### [YOUR GOAL]
Retype the complete listing exactly as it appears.

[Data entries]
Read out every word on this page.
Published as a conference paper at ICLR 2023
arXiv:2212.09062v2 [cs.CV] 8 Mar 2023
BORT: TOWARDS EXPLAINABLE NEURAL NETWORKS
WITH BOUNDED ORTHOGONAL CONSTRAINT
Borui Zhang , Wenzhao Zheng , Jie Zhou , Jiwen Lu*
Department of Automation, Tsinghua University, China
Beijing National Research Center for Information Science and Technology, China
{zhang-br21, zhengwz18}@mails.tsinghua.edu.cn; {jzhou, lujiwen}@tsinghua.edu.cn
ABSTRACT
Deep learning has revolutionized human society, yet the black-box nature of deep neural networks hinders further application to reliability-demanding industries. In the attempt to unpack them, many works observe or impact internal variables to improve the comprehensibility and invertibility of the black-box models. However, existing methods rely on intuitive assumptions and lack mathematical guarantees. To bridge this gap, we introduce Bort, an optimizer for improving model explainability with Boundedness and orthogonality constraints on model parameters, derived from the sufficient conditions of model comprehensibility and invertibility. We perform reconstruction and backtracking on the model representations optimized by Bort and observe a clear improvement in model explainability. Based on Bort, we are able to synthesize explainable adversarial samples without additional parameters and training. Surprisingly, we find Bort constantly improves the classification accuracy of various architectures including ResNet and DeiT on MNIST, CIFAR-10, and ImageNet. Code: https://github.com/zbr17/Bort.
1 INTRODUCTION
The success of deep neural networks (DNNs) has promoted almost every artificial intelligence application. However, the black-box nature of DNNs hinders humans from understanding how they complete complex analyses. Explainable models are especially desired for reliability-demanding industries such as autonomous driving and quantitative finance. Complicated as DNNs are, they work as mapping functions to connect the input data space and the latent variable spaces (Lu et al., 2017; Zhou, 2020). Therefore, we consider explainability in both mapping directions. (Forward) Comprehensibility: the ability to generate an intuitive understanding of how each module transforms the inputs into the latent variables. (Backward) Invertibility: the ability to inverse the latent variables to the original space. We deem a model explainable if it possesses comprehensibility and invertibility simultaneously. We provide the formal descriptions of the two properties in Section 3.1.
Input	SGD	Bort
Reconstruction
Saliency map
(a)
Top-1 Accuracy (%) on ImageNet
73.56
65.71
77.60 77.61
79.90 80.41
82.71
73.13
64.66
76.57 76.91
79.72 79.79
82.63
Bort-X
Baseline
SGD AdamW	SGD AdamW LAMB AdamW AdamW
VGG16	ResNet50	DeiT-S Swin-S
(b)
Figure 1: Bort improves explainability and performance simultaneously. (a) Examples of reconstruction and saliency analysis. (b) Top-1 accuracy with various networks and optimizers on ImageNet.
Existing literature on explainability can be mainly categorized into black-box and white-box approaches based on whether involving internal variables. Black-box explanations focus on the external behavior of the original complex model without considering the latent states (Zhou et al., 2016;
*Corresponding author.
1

### [TASK SOLUTION]
Read out every word on this page.
Published as a conference paper at ICLR 2023
arXiv:2212.09062v2 [cs.CV] 8 Mar 2023
BORT: TOWARDS EXPLAINABLE NEURAL NETWORKS
WITH BOUNDED ORTHOGONAL CONSTRAINT
Borui Zhang , Wenzhao Zheng , Jie Zhou , Jiwen Lu*
Department of Automation, Tsinghua University, China
Beijing National Research Center for Information Science and Technology, China
{zhang-br21, zhengwz18}@mails.tsinghua.edu.cn; {jzhou, lujiwen}@tsinghua.edu.cn
ABSTRACT
Deep learning has revolutionized human society, yet the black-box nature of deep neural networks hinders further application to reliability-demanding industries. In the attempt to unpack them, many works observe or impact internal variables to improve the comprehensibility and invertibility of the black-box models. However, existing methods rely on intuitive assumptions and lack mathematical guarantees. To bridge this gap, we introduce Bort, an optimizer for improving model explainability with Boundedness and orthogonality constraints on model parameters, derived from the sufficient conditions of model comprehensibility and invertibility. We perform reconstruction and backtracking on the model representations optimized by Bort and observe a clear improvement in model explainability. Based on Bort, we are able to synthesize explainable adversarial samples without additional parameters and training. Surprisingly, we find Bort constantly improves the classification accuracy of various architectures including ResNet and DeiT on MNIST, CIFAR-10, and ImageNet. Code: https://github.com/zbr17/Bort.
1 INTRODUCTION
The success of deep neural networks (DNNs) has promoted almost every artificial intelligence application. However, the black-box nature of DNNs hinders humans from understanding how they complete complex analyses. Explainable models are especially desired for reliability-demanding industries such as autonomous driving and quantitative finance. Complicated as DNNs are, they work as mapping functions to connect the input data space and the latent variable spaces (Lu et al., 2017; Zhou, 2020). Therefore, we consider explainability in both mapping directions. (Forward) Comprehensibility: the ability to generate an intuitive understanding of how each module transforms the inputs into the latent variables. (Backward) Invertibility: the ability to inverse the latent variables to the original space. We deem a model explainable if it possesses comprehensibility and invertibility simultaneously. We provide the formal descriptions of the two properties in Section 3.1.
Input	SGD	Bort
Reconstruction
Saliency map
(a)
Top-1 Accuracy (%) on ImageNet
73.56
65.71
77.60 77.61
79.90 80.41
82.71
73.13
64.66
76.57 76.91
79.72 79.79
82.63
Bort-X
Baseline
SGD AdamW	SGD AdamW LAMB AdamW AdamW
VGG16	ResNet50	DeiT-S Swin-S
(b)
Figure 1: Bort improves explainability and performance simultaneously. (a) Examples of reconstruction and saliency analysis. (b) Top-1 accuracy with various networks and optimizers on ImageNet.
Existing literature on explainability can be mainly categorized into black-box and white-box approaches based on whether involving internal variables. Black-box explanations focus on the external behavior of the original complex model without considering the latent states (Zhou et al., 2016;
*Corresponding author.
1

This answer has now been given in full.